>> START Data shown
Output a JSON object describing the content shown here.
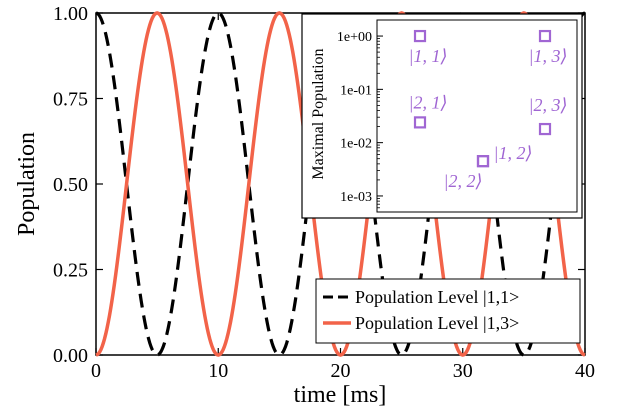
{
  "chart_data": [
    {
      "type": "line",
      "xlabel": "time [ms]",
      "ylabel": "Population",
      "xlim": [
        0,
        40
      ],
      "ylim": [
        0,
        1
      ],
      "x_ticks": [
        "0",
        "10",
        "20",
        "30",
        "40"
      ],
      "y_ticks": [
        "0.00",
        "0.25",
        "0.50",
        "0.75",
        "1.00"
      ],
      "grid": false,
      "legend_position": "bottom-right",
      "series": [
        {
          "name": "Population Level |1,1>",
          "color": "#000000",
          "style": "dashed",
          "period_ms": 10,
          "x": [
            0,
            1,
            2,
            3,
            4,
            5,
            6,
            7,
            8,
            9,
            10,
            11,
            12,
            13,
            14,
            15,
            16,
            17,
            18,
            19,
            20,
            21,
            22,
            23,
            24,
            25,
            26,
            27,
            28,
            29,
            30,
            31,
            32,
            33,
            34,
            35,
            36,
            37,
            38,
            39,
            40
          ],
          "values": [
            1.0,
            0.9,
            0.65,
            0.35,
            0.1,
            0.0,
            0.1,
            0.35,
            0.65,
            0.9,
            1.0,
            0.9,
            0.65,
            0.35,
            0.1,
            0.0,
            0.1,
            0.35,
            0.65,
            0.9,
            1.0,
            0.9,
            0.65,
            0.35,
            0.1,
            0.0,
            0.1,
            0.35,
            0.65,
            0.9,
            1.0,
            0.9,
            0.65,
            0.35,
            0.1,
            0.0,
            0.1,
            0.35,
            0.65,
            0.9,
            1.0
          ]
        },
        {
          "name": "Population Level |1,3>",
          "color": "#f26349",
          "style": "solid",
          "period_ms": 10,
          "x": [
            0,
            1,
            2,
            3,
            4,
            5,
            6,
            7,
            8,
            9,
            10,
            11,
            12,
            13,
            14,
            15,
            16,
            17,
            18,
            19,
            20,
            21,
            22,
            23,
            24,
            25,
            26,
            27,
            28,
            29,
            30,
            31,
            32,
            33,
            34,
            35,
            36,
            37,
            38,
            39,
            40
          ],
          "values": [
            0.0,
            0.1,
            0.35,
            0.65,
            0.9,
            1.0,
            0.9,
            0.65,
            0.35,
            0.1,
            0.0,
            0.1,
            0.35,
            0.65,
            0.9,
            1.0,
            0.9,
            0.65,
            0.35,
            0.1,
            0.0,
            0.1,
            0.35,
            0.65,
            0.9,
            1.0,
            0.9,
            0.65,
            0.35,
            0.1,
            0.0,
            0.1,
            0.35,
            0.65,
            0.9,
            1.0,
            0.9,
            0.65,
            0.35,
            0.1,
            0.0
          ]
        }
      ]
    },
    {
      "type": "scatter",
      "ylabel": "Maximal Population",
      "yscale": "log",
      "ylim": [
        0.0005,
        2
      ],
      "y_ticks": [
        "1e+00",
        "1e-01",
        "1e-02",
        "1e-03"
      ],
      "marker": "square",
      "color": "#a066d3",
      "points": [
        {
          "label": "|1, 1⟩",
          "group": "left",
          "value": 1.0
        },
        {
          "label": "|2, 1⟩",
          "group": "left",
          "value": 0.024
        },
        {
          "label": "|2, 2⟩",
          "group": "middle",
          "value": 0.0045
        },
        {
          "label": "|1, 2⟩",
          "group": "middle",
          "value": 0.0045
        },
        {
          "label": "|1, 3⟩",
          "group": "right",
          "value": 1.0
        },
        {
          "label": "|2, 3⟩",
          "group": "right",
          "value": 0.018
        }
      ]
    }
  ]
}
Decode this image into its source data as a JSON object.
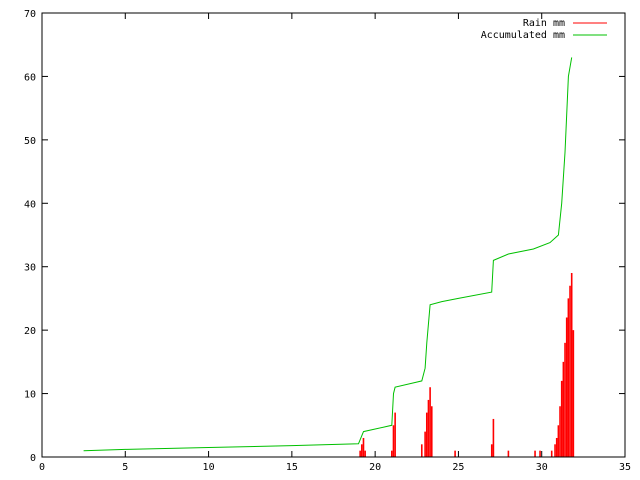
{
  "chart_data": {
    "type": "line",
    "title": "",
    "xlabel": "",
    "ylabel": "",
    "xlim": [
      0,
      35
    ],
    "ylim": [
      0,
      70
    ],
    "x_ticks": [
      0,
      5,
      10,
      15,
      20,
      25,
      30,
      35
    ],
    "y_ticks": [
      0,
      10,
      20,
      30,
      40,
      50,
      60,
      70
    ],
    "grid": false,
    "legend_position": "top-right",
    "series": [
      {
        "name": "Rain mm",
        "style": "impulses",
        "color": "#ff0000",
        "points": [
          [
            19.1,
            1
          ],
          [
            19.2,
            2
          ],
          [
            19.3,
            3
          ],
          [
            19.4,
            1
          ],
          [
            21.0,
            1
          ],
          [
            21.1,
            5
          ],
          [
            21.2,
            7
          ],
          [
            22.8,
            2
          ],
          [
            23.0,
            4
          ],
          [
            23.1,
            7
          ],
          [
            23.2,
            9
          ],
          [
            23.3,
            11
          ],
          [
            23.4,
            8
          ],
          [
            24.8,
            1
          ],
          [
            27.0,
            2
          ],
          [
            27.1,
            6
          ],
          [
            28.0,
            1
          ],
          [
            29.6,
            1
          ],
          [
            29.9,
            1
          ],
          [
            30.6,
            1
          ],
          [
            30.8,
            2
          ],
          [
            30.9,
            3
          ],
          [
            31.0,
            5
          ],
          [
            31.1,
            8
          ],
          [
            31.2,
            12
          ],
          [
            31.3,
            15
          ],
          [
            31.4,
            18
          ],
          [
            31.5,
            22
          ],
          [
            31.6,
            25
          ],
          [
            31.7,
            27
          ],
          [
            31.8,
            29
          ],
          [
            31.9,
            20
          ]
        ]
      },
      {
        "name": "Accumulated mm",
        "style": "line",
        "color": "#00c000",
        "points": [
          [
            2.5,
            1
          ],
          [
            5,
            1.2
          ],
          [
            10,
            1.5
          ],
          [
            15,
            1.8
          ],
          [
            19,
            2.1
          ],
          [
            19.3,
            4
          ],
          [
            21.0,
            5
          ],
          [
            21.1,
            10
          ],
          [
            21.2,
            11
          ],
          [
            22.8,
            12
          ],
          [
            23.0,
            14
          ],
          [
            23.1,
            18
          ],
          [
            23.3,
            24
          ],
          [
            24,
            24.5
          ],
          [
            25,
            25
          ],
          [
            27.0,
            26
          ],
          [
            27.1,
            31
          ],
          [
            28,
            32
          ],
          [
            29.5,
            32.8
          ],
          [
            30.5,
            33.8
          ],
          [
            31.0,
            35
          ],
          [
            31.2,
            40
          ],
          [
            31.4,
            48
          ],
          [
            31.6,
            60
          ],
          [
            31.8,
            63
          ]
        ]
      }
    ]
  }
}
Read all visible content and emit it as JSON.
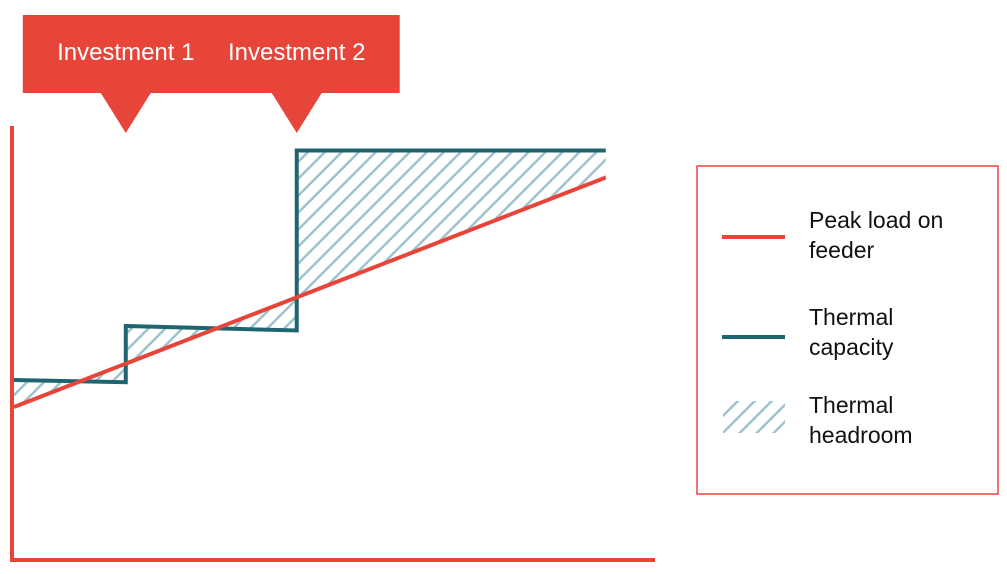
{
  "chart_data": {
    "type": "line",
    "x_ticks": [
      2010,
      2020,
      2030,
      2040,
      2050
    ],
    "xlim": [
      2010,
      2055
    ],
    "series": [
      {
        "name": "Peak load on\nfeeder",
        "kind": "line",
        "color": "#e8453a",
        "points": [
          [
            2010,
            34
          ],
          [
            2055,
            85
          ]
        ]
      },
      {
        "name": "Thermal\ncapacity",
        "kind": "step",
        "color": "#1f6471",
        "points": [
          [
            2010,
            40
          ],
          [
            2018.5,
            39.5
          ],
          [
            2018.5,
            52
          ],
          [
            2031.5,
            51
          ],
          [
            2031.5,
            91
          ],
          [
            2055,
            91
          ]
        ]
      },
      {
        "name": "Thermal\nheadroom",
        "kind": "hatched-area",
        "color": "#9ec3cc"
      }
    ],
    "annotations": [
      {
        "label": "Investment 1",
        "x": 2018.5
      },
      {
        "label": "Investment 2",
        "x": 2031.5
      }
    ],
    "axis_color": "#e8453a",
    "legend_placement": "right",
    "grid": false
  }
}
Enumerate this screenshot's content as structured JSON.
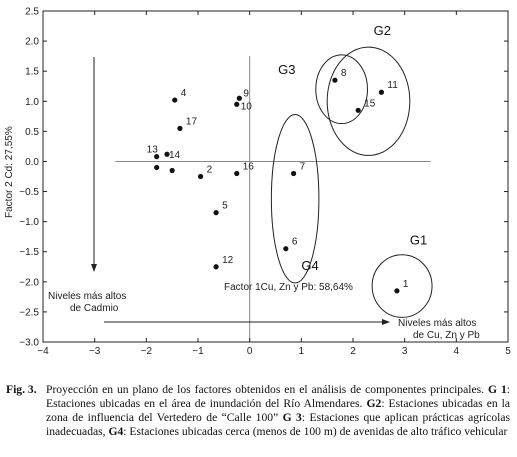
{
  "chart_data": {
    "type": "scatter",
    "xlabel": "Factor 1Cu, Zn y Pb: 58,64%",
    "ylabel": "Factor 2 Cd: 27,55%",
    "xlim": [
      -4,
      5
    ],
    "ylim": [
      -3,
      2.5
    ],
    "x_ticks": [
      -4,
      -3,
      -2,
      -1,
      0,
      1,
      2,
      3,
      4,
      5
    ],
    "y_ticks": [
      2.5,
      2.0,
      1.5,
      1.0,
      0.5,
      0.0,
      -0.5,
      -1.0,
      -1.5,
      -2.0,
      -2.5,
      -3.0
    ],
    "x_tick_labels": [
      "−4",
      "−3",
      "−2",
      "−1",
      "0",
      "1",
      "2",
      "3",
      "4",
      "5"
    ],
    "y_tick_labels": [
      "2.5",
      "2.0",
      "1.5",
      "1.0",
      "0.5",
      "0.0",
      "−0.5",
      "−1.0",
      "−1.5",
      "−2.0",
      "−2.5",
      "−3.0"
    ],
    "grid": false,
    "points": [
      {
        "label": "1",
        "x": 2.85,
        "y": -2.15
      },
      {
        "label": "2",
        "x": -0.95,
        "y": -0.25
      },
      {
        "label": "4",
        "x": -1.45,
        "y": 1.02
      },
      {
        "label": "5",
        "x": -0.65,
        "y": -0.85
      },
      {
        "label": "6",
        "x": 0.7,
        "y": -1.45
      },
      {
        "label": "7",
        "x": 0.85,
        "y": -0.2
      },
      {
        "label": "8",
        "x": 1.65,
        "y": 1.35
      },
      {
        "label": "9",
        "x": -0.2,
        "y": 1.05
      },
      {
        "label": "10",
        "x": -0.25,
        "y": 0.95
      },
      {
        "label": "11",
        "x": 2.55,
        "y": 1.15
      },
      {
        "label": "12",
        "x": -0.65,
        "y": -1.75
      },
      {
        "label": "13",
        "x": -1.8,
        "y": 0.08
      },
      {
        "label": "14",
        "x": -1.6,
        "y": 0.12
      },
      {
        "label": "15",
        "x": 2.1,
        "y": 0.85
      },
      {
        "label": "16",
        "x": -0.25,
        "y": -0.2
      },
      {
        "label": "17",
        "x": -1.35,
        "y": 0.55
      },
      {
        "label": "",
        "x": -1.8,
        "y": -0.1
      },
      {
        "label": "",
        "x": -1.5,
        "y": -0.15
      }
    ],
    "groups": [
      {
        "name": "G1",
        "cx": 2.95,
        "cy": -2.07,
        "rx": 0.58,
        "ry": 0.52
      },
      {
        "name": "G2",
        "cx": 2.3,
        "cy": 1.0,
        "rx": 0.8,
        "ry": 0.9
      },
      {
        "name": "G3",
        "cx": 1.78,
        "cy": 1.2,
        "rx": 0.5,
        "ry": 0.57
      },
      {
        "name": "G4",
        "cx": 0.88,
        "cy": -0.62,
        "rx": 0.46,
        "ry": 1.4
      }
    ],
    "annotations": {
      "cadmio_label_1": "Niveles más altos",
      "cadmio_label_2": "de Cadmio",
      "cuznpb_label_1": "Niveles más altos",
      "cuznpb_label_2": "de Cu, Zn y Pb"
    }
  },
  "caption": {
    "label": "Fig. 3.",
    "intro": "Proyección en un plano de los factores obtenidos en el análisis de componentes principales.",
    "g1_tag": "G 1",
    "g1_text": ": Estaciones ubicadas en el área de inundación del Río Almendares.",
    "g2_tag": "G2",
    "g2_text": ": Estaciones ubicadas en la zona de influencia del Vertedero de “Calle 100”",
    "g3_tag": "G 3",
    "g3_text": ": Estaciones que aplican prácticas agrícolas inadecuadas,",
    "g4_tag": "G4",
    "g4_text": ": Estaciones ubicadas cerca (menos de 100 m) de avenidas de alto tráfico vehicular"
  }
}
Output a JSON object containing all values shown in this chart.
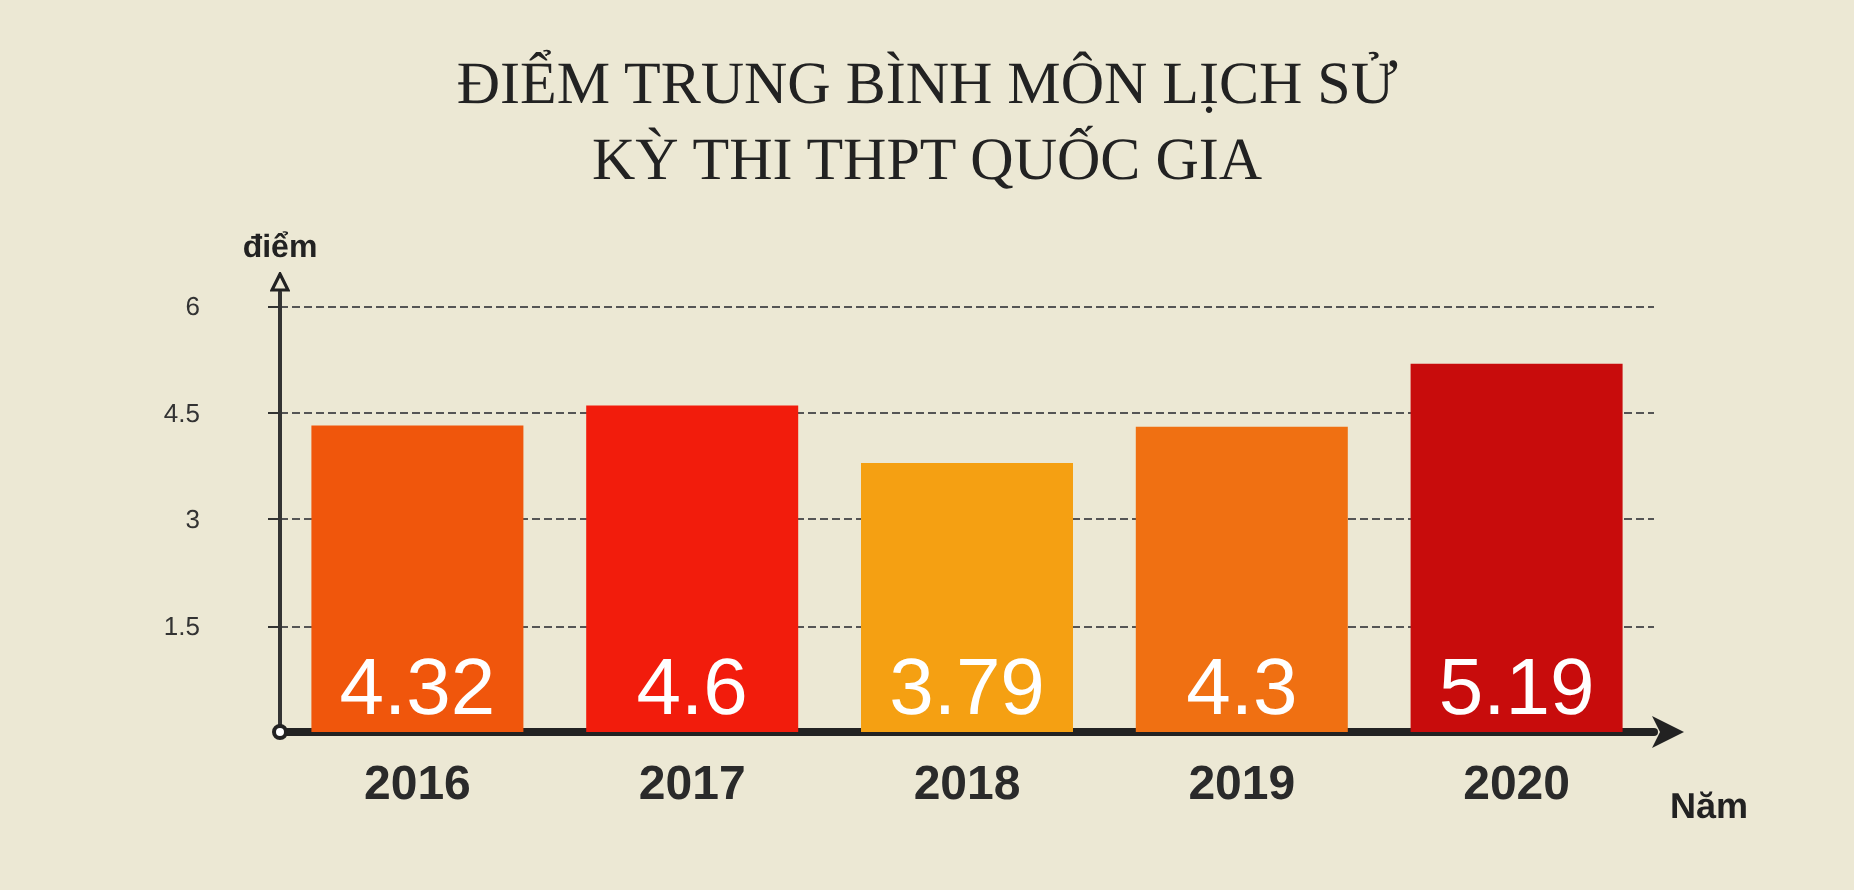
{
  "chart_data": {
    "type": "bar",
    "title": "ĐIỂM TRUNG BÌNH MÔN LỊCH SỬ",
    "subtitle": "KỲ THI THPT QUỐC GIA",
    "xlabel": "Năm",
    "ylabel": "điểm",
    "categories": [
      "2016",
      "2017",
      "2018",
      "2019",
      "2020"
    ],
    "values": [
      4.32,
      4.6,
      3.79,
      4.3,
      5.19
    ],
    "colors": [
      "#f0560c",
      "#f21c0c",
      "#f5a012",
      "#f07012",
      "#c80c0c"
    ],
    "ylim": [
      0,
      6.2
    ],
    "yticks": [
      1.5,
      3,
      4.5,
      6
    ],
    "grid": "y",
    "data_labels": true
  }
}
>> END Data shown
■ **Instructions to follow**
Review the preceding data and report every line that includes the string "Output".

■ **Exercise result**
Output a JSON object describing the content shown here.
Output a JSON object containing all values shown in this chart.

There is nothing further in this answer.